(Dataset items)
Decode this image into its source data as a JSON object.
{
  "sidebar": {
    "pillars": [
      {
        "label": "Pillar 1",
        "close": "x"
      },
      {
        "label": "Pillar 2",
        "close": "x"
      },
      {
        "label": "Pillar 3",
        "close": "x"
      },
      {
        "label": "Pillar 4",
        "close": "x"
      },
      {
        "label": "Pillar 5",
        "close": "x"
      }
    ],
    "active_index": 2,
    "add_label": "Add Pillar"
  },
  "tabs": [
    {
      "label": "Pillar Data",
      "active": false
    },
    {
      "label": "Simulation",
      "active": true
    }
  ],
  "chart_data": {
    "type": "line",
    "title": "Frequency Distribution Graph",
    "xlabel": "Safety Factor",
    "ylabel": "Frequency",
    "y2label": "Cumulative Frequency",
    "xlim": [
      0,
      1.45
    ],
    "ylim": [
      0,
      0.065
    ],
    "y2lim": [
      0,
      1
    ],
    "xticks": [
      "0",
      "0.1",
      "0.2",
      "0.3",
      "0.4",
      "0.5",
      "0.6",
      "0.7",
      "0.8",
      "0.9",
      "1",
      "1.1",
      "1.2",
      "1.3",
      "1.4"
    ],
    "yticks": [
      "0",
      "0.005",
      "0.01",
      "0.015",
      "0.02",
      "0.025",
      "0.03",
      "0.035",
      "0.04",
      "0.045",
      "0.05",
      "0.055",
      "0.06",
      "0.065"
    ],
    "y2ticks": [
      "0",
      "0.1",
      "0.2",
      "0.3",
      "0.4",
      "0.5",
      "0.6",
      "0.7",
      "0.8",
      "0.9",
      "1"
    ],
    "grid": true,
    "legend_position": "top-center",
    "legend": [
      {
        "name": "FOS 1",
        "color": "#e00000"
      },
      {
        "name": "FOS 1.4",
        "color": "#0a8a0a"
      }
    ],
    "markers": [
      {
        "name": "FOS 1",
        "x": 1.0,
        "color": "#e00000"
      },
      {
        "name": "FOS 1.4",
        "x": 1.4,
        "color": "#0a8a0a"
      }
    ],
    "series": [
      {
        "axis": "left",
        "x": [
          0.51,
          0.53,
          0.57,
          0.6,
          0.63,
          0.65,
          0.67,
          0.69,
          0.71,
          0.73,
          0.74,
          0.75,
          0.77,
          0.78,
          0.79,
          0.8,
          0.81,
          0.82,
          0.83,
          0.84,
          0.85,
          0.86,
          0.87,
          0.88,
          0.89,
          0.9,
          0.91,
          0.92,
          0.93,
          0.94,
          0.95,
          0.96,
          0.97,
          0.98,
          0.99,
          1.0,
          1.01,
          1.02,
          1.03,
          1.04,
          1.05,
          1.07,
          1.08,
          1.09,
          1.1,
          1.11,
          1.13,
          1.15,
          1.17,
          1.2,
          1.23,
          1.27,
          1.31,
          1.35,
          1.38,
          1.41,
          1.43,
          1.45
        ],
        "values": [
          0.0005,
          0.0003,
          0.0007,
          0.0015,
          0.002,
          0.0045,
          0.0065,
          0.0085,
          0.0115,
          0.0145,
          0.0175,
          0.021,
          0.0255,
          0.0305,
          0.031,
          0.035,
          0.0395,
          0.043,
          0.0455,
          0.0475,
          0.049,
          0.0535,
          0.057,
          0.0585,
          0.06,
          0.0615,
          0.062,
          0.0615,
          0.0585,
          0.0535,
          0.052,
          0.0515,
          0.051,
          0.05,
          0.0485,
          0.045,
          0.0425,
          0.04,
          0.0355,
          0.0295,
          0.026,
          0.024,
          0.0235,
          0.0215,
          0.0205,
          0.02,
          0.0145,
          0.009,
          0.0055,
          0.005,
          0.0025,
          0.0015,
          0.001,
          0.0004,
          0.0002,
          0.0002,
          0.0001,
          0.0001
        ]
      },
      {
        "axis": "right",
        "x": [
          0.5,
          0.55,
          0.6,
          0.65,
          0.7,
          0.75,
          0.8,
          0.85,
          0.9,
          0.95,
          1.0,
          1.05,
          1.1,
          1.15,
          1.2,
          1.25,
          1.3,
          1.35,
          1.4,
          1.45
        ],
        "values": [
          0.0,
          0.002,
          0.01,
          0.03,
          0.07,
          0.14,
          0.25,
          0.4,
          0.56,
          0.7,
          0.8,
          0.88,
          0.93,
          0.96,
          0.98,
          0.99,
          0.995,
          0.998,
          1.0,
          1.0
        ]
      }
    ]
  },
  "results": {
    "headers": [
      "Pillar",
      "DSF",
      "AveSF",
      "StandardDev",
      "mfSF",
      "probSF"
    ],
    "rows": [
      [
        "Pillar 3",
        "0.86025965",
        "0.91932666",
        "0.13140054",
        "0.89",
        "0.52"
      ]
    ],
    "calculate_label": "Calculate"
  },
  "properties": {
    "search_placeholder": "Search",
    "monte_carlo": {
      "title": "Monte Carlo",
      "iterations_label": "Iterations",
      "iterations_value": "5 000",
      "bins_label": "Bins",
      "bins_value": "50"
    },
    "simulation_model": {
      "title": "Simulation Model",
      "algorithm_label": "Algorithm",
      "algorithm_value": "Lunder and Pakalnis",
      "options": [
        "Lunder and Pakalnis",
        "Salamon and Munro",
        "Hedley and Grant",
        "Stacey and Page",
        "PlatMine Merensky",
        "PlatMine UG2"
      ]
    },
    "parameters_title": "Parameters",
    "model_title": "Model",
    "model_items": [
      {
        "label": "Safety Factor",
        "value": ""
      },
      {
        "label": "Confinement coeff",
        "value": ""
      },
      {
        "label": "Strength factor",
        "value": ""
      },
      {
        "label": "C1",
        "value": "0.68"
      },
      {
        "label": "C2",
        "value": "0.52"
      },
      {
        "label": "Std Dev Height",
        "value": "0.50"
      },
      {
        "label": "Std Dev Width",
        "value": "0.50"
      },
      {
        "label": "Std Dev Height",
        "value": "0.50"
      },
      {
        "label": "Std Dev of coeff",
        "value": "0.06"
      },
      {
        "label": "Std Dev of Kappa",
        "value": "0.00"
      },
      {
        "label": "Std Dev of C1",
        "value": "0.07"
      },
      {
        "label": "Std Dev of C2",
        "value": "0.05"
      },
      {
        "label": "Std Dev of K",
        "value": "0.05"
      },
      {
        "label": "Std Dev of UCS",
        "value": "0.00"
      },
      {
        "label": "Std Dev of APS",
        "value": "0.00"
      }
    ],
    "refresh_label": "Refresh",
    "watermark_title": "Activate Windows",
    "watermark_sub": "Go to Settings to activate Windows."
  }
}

-- Exercise requirements --
All lines of the data above that include the word "coeff" must be shown.

-- Result of this exercise --
        "label": "Confinement coeff",
        "label": "Std Dev of coeff",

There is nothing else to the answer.